◆ Task description
Please report each line in the material below that includes "Whey".

◆ Data for processing
---

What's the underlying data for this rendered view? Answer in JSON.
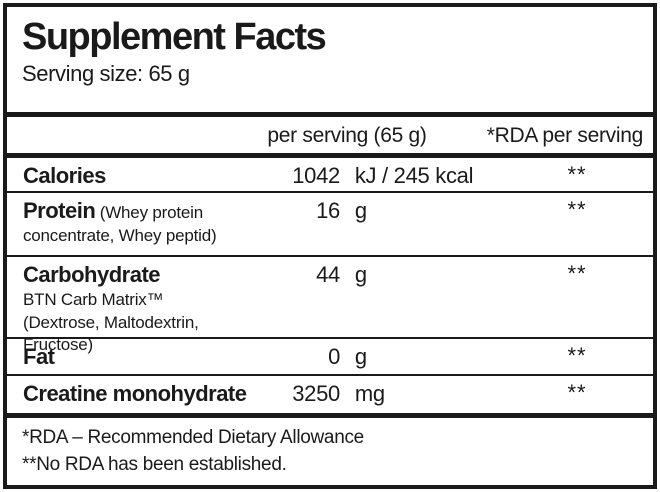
{
  "colors": {
    "ink": "#1a1a1a",
    "paper": "#ffffff"
  },
  "header": {
    "title": "Supplement Facts",
    "serving_size": "Serving size: 65 g"
  },
  "columns": {
    "amount_label": "per serving (65 g)",
    "rda_label": "*RDA per serving"
  },
  "rows": [
    {
      "name": "Calories",
      "amount_value": "1042",
      "amount_unit": "kJ / 245 kcal",
      "rda": "**"
    },
    {
      "name": "Protein",
      "inline_note": "(Whey protein",
      "sub_line": "concentrate, Whey peptid)",
      "amount_value": "16",
      "amount_unit": "g",
      "rda": "**"
    },
    {
      "name": "Carbohydrate",
      "sub_line_1": "BTN Carb Matrix™",
      "sub_line_2": "(Dextrose, Maltodextrin, Fructose)",
      "amount_value": "44",
      "amount_unit": "g",
      "rda": "**"
    },
    {
      "name": "Fat",
      "amount_value": "0",
      "amount_unit": "g",
      "rda": "**"
    },
    {
      "name": "Creatine monohydrate",
      "amount_value": "3250",
      "amount_unit": "mg",
      "rda": "**"
    }
  ],
  "footnotes": {
    "line1": "*RDA – Recommended Dietary Allowance",
    "line2": "**No RDA has been established."
  }
}
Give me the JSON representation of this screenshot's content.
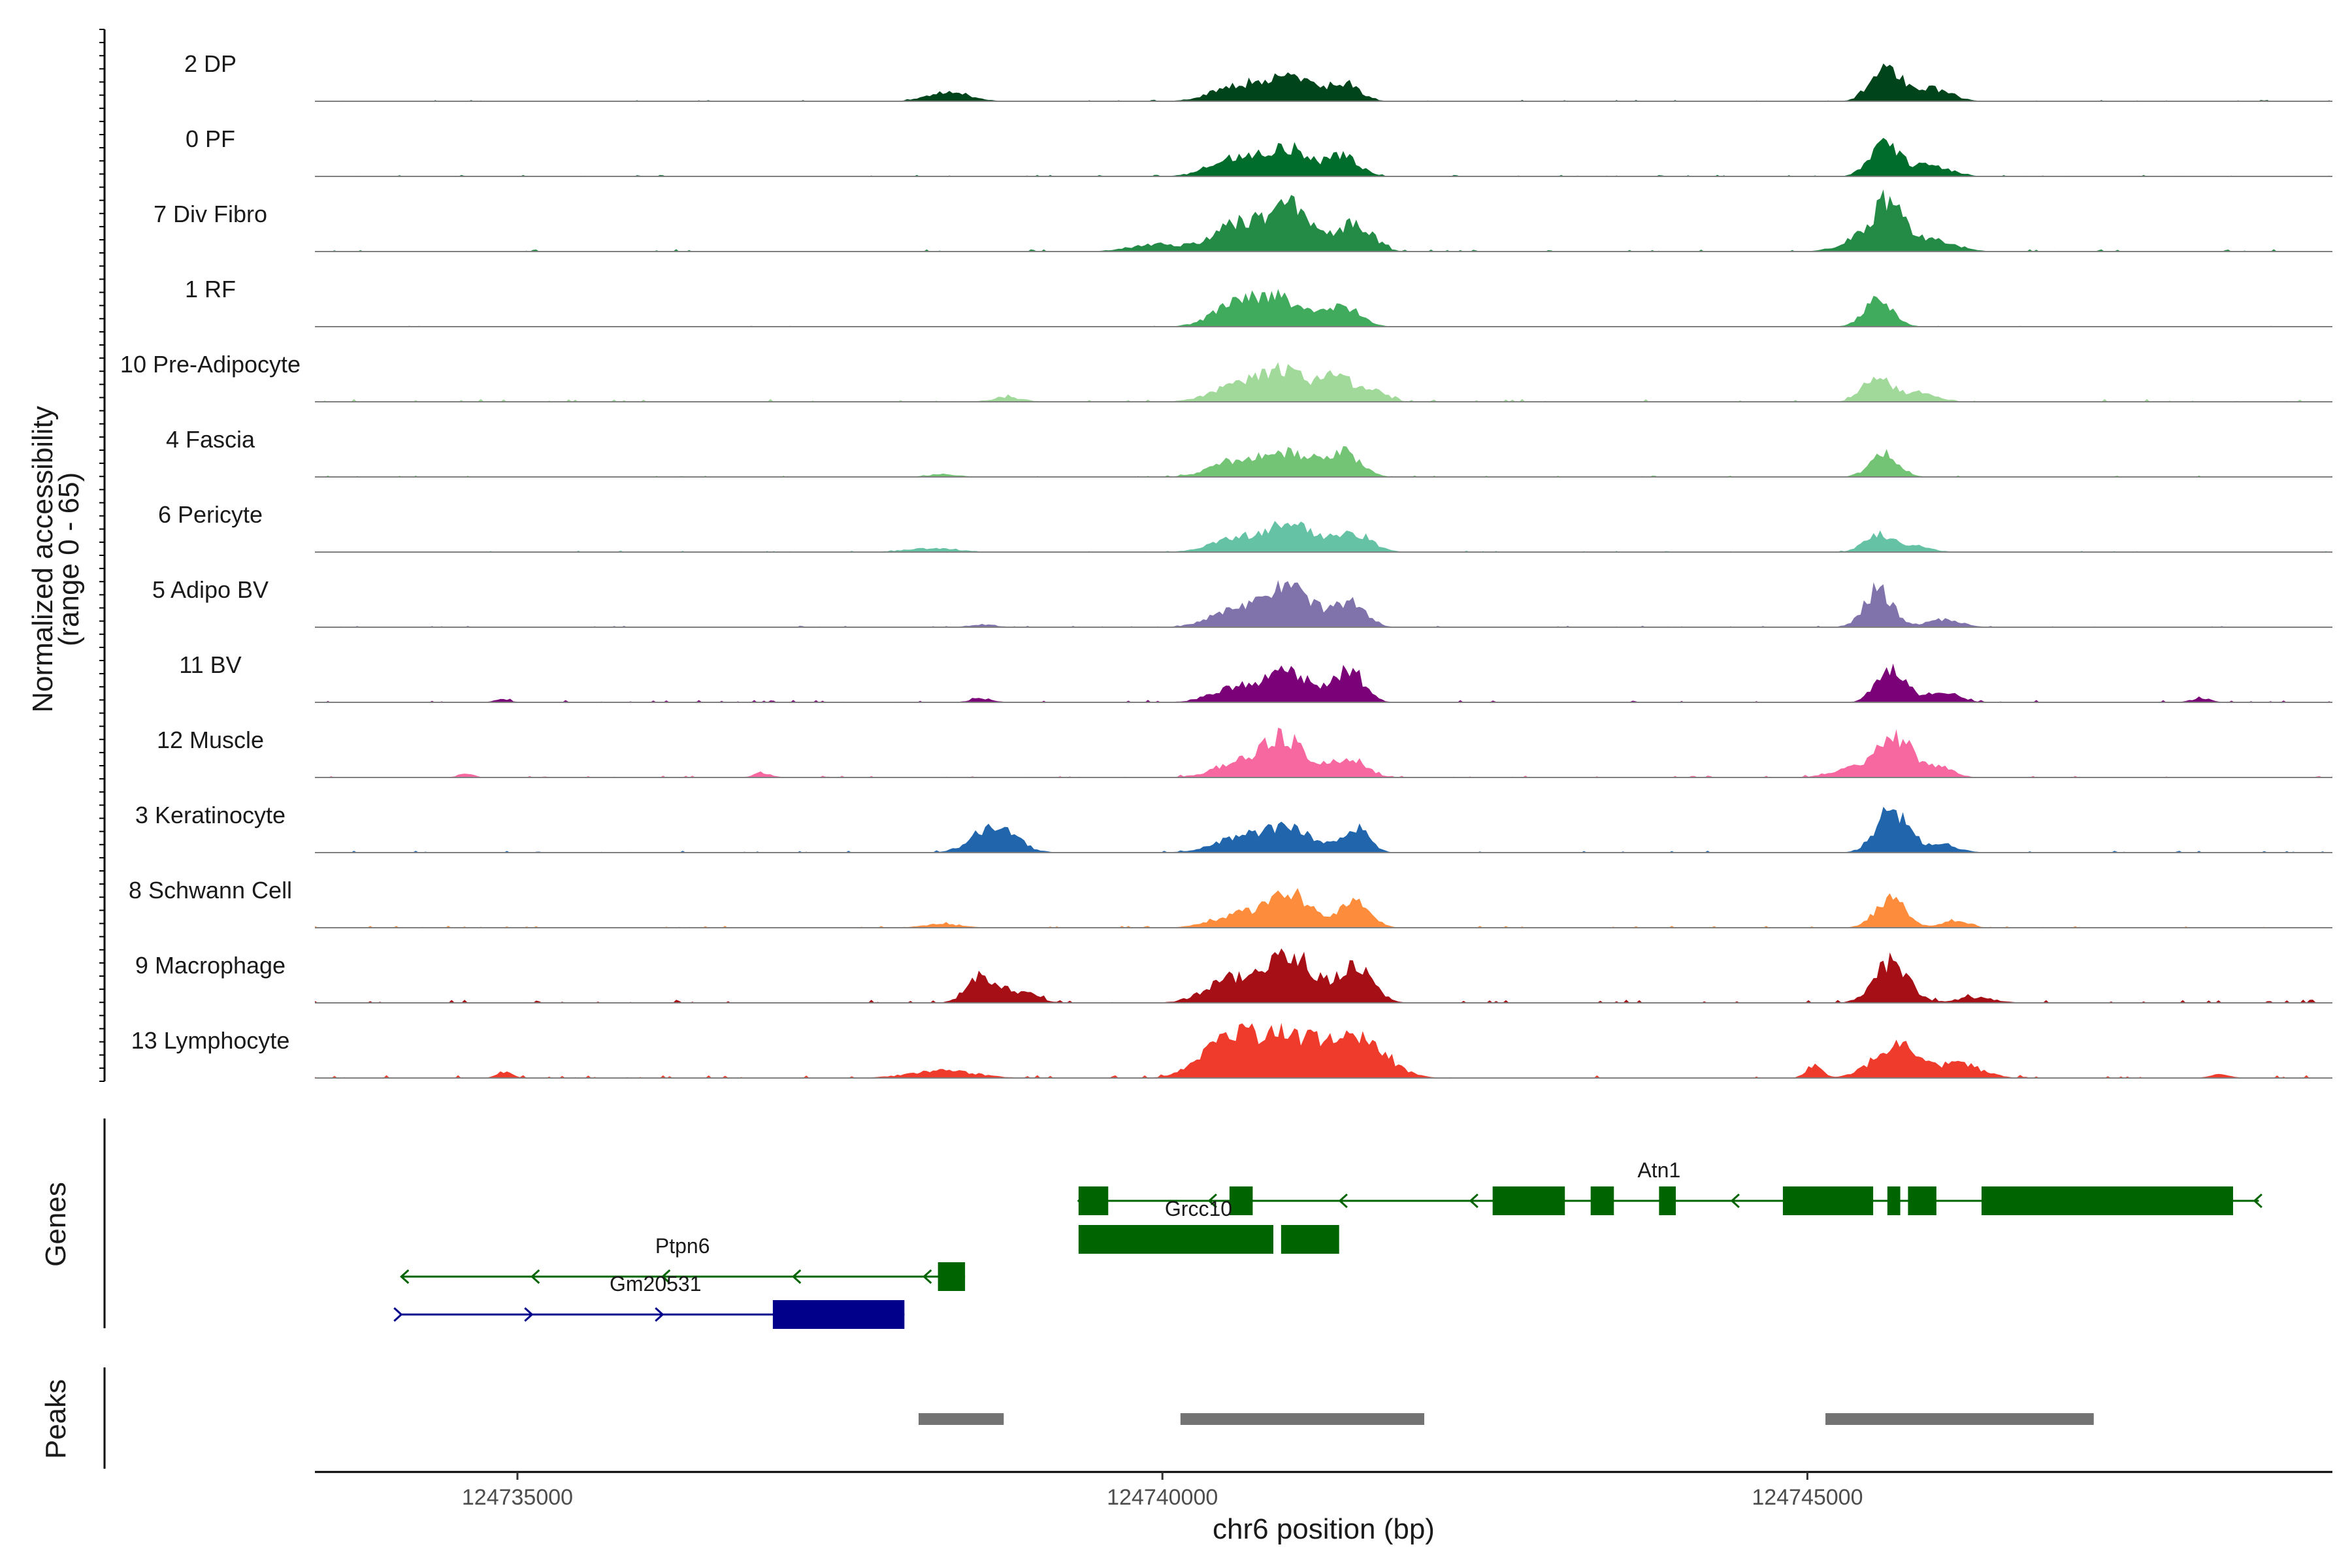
{
  "chart_data": {
    "type": "area",
    "title": "",
    "xlabel": "chr6 position (bp)",
    "ylabel": "Normalized accessibility\n(range 0 - 65)",
    "ylabel_line1": "Normalized accessibility",
    "ylabel_line2": "(range 0 - 65)",
    "y_range": [
      0,
      65
    ],
    "xlim": [
      124733430,
      124749070
    ],
    "x_ticks": [
      124735000,
      124740000,
      124745000
    ],
    "x_tick_labels": [
      "124735000",
      "124740000",
      "124745000"
    ],
    "tracks": [
      {
        "name": "2 DP",
        "color": "#00441b",
        "peaks": [
          [
            124738350,
            10,
            160
          ],
          [
            124740600,
            18,
            200
          ],
          [
            124741000,
            28,
            150
          ],
          [
            124741400,
            20,
            120
          ],
          [
            124745600,
            40,
            110
          ],
          [
            124745950,
            14,
            150
          ]
        ],
        "noise": 1.5
      },
      {
        "name": "0 PF",
        "color": "#006d2c",
        "peaks": [
          [
            124740600,
            22,
            200
          ],
          [
            124741000,
            28,
            150
          ],
          [
            124741400,
            22,
            120
          ],
          [
            124745600,
            38,
            110
          ],
          [
            124745950,
            12,
            150
          ]
        ],
        "noise": 1.5
      },
      {
        "name": "7 Div Fibro",
        "color": "#238b45",
        "peaks": [
          [
            124739950,
            8,
            200
          ],
          [
            124740600,
            30,
            200
          ],
          [
            124741000,
            45,
            160
          ],
          [
            124741500,
            30,
            130
          ],
          [
            124745500,
            20,
            180
          ],
          [
            124745650,
            42,
            110
          ],
          [
            124746000,
            12,
            160
          ]
        ],
        "noise": 2.5
      },
      {
        "name": "1 RF",
        "color": "#41ab5d",
        "peaks": [
          [
            124740550,
            20,
            170
          ],
          [
            124740900,
            30,
            200
          ],
          [
            124741400,
            22,
            130
          ],
          [
            124745550,
            28,
            110
          ]
        ],
        "noise": 1
      },
      {
        "name": "10 Pre-Adipocyte",
        "color": "#a1d99b",
        "peaks": [
          [
            124738800,
            5,
            120
          ],
          [
            124740600,
            20,
            200
          ],
          [
            124740950,
            30,
            160
          ],
          [
            124741350,
            28,
            130
          ],
          [
            124741650,
            10,
            100
          ],
          [
            124745550,
            28,
            110
          ],
          [
            124745900,
            10,
            120
          ]
        ],
        "noise": 3
      },
      {
        "name": "4 Fascia",
        "color": "#74c476",
        "peaks": [
          [
            124738300,
            3,
            120
          ],
          [
            124740600,
            18,
            200
          ],
          [
            124741000,
            24,
            170
          ],
          [
            124741400,
            26,
            130
          ],
          [
            124745600,
            26,
            110
          ]
        ],
        "noise": 1.5
      },
      {
        "name": "6 Pericyte",
        "color": "#66c2a4",
        "peaks": [
          [
            124738200,
            4,
            200
          ],
          [
            124740600,
            16,
            200
          ],
          [
            124741000,
            30,
            160
          ],
          [
            124741450,
            22,
            150
          ],
          [
            124745550,
            20,
            110
          ],
          [
            124745850,
            6,
            120
          ]
        ],
        "noise": 1.5
      },
      {
        "name": "5 Adipo BV",
        "color": "#8073ac",
        "peaks": [
          [
            124738600,
            3,
            100
          ],
          [
            124740600,
            22,
            200
          ],
          [
            124741000,
            40,
            170
          ],
          [
            124741450,
            26,
            120
          ],
          [
            124745550,
            40,
            110
          ],
          [
            124746050,
            8,
            140
          ]
        ],
        "noise": 1.5
      },
      {
        "name": "11 BV",
        "color": "#7a0177",
        "peaks": [
          [
            124734880,
            4,
            60
          ],
          [
            124738600,
            4,
            90
          ],
          [
            124740600,
            16,
            200
          ],
          [
            124741000,
            30,
            180
          ],
          [
            124741450,
            34,
            110
          ],
          [
            124745650,
            38,
            110
          ],
          [
            124746050,
            10,
            120
          ],
          [
            124748050,
            4,
            80
          ]
        ],
        "noise": 2.5
      },
      {
        "name": "12 Muscle",
        "color": "#f768a1",
        "peaks": [
          [
            124734600,
            4,
            60
          ],
          [
            124736900,
            5,
            70
          ],
          [
            124740600,
            14,
            200
          ],
          [
            124740950,
            40,
            170
          ],
          [
            124741450,
            20,
            130
          ],
          [
            124745450,
            12,
            200
          ],
          [
            124745700,
            38,
            130
          ],
          [
            124746050,
            10,
            100
          ]
        ],
        "noise": 2
      },
      {
        "name": "3 Keratinocyte",
        "color": "#2166ac",
        "peaks": [
          [
            124738700,
            30,
            160
          ],
          [
            124740600,
            16,
            200
          ],
          [
            124741000,
            26,
            180
          ],
          [
            124741500,
            26,
            100
          ],
          [
            124745650,
            45,
            120
          ],
          [
            124746000,
            8,
            150
          ]
        ],
        "noise": 2
      },
      {
        "name": "8 Schwann Cell",
        "color": "#fd8d3c",
        "peaks": [
          [
            124738300,
            4,
            150
          ],
          [
            124740600,
            14,
            200
          ],
          [
            124741000,
            35,
            170
          ],
          [
            124741500,
            30,
            110
          ],
          [
            124745650,
            30,
            120
          ],
          [
            124746150,
            8,
            100
          ]
        ],
        "noise": 2
      },
      {
        "name": "9 Macrophage",
        "color": "#a50f15",
        "peaks": [
          [
            124738600,
            30,
            110
          ],
          [
            124738900,
            12,
            130
          ],
          [
            124740550,
            26,
            200
          ],
          [
            124741000,
            50,
            180
          ],
          [
            124741500,
            40,
            130
          ],
          [
            124745650,
            45,
            130
          ],
          [
            124746300,
            6,
            150
          ]
        ],
        "noise": 3.5
      },
      {
        "name": "13 Lymphocyte",
        "color": "#ef3b2c",
        "peaks": [
          [
            124734900,
            6,
            60
          ],
          [
            124738300,
            8,
            250
          ],
          [
            124740500,
            40,
            200
          ],
          [
            124741000,
            46,
            260
          ],
          [
            124741550,
            36,
            200
          ],
          [
            124745050,
            14,
            60
          ],
          [
            124745700,
            36,
            180
          ],
          [
            124746200,
            14,
            160
          ],
          [
            124748200,
            4,
            80
          ]
        ],
        "noise": 3
      }
    ],
    "genes_label": "Genes",
    "genes": [
      {
        "name": "Atn1",
        "color": "#006400",
        "strand": "-",
        "start": 124739350,
        "end": 124748500,
        "label_x": 124743850,
        "row": 0,
        "exons": [
          [
            124739350,
            124739580
          ],
          [
            124740520,
            124740700
          ],
          [
            124742560,
            124743120
          ],
          [
            124743320,
            124743500
          ],
          [
            124743850,
            124743980
          ],
          [
            124744810,
            124745510
          ],
          [
            124745620,
            124745720
          ],
          [
            124745780,
            124746000
          ],
          [
            124746350,
            124748300
          ]
        ]
      },
      {
        "name": "Grcc10",
        "color": "#006400",
        "strand": "",
        "start": 124739350,
        "end": 124741370,
        "label_x": 124740280,
        "row": 1,
        "exons": [
          [
            124739350,
            124740860
          ],
          [
            124740920,
            124741370
          ]
        ]
      },
      {
        "name": "Ptpn6",
        "color": "#006400",
        "strand": "-",
        "start": 124734100,
        "end": 124738470,
        "label_x": 124736280,
        "row": 2,
        "exons": [
          [
            124738260,
            124738470
          ]
        ]
      },
      {
        "name": "Gm20531",
        "color": "#00008b",
        "strand": "+",
        "start": 124734100,
        "end": 124738000,
        "label_x": 124736070,
        "row": 3,
        "exons": [
          [
            124736980,
            124738000
          ]
        ]
      }
    ],
    "peaks_label": "Peaks",
    "peak_regions": [
      [
        124738110,
        124738770
      ],
      [
        124740140,
        124742030
      ],
      [
        124745140,
        124747220
      ]
    ],
    "peak_color": "#737373"
  }
}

---

◆ Response area
      "inline_note": "(Whey protein",
      "sub_line": "concentrate, Whey peptid)",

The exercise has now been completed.